**Given exercise**. Each record below is to be reproduced without any change.

[start of Material provided]

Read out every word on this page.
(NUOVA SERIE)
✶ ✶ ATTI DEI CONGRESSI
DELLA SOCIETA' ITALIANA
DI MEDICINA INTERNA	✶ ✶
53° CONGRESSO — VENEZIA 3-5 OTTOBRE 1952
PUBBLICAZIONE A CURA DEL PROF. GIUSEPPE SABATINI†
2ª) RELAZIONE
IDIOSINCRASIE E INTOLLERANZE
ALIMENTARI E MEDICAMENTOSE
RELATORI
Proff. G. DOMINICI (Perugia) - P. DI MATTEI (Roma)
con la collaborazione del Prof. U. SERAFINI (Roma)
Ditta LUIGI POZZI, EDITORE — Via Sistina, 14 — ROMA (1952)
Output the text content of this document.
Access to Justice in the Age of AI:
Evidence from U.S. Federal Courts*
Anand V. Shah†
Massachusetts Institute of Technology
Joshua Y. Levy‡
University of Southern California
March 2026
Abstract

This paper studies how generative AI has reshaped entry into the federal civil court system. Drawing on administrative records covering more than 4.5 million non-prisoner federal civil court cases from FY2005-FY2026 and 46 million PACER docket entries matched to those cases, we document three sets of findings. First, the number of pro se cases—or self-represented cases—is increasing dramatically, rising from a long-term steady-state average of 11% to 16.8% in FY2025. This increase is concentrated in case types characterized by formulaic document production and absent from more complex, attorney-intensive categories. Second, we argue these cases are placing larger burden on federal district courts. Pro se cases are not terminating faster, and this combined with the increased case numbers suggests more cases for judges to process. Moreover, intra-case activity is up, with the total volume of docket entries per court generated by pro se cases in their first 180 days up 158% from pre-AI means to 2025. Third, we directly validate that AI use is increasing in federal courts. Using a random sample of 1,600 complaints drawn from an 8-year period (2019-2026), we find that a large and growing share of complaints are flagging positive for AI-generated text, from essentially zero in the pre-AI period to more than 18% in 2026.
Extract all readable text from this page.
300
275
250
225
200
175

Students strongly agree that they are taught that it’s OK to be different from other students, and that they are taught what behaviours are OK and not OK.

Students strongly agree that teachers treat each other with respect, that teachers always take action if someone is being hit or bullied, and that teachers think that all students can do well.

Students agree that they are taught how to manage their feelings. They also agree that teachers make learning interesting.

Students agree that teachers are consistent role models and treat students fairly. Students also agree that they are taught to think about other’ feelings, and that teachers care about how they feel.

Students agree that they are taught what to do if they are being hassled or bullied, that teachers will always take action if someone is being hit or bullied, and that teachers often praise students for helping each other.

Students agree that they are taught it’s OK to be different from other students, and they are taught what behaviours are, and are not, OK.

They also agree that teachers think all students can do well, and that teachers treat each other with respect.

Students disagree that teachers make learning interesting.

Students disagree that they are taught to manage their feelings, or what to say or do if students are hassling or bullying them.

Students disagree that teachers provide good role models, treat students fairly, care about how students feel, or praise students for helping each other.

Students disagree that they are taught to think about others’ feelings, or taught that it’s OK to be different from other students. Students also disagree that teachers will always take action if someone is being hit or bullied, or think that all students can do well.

[end of Material provided]

**Response**.
Read out every word on this page.
(NUOVA SERIE)
✶ ✶ ATTI DEI CONGRESSI
DELLA SOCIETA' ITALIANA
DI MEDICINA INTERNA	✶ ✶
53° CONGRESSO — VENEZIA 3-5 OTTOBRE 1952
PUBBLICAZIONE A CURA DEL PROF. GIUSEPPE SABATINI†
2ª) RELAZIONE
IDIOSINCRASIE E INTOLLERANZE
ALIMENTARI E MEDICAMENTOSE
RELATORI
Proff. G. DOMINICI (Perugia) - P. DI MATTEI (Roma)
con la collaborazione del Prof. U. SERAFINI (Roma)
Ditta LUIGI POZZI, EDITORE — Via Sistina, 14 — ROMA (1952)
Output the text content of this document.
Access to Justice in the Age of AI:
Evidence from U.S. Federal Courts*
Anand V. Shah†
Massachusetts Institute of Technology
Joshua Y. Levy‡
University of Southern California
March 2026
Abstract

This paper studies how generative AI has reshaped entry into the federal civil court system. Drawing on administrative records covering more than 4.5 million non-prisoner federal civil court cases from FY2005-FY2026 and 46 million PACER docket entries matched to those cases, we document three sets of findings. First, the number of pro se cases—or self-represented cases—is increasing dramatically, rising from a long-term steady-state average of 11% to 16.8% in FY2025. This increase is concentrated in case types characterized by formulaic document production and absent from more complex, attorney-intensive categories. Second, we argue these cases are placing larger burden on federal district courts. Pro se cases are not terminating faster, and this combined with the increased case numbers suggests more cases for judges to process. Moreover, intra-case activity is up, with the total volume of docket entries per court generated by pro se cases in their first 180 days up 158% from pre-AI means to 2025. Third, we directly validate that AI use is increasing in federal courts. Using a random sample of 1,600 complaints drawn from an 8-year period (2019-2026), we find that a large and growing share of complaints are flagging positive for AI-generated text, from essentially zero in the pre-AI period to more than 18% in 2026.
Extract all readable text from this page.
300
275
250
225
200
175

Students strongly agree that they are taught that it’s OK to be different from other students, and that they are taught what behaviours are OK and not OK.

Students strongly agree that teachers treat each other with respect, that teachers always take action if someone is being hit or bullied, and that teachers think that all students can do well.

Students agree that they are taught how to manage their feelings. They also agree that teachers make learning interesting.

Students agree that teachers are consistent role models and treat students fairly. Students also agree that they are taught to think about other’ feelings, and that teachers care about how they feel.

Students agree that they are taught what to do if they are being hassled or bullied, that teachers will always take action if someone is being hit or bullied, and that teachers often praise students for helping each other.

Students agree that they are taught it’s OK to be different from other students, and they are taught what behaviours are, and are not, OK.

They also agree that teachers think all students can do well, and that teachers treat each other with respect.

Students disagree that teachers make learning interesting.

Students disagree that they are taught to manage their feelings, or what to say or do if students are hassling or bullying them.

Students disagree that teachers provide good role models, treat students fairly, care about how students feel, or praise students for helping each other.

Students disagree that they are taught to think about others’ feelings, or taught that it’s OK to be different from other students. Students also disagree that teachers will always take action if someone is being hit or bullied, or think that all students can do well.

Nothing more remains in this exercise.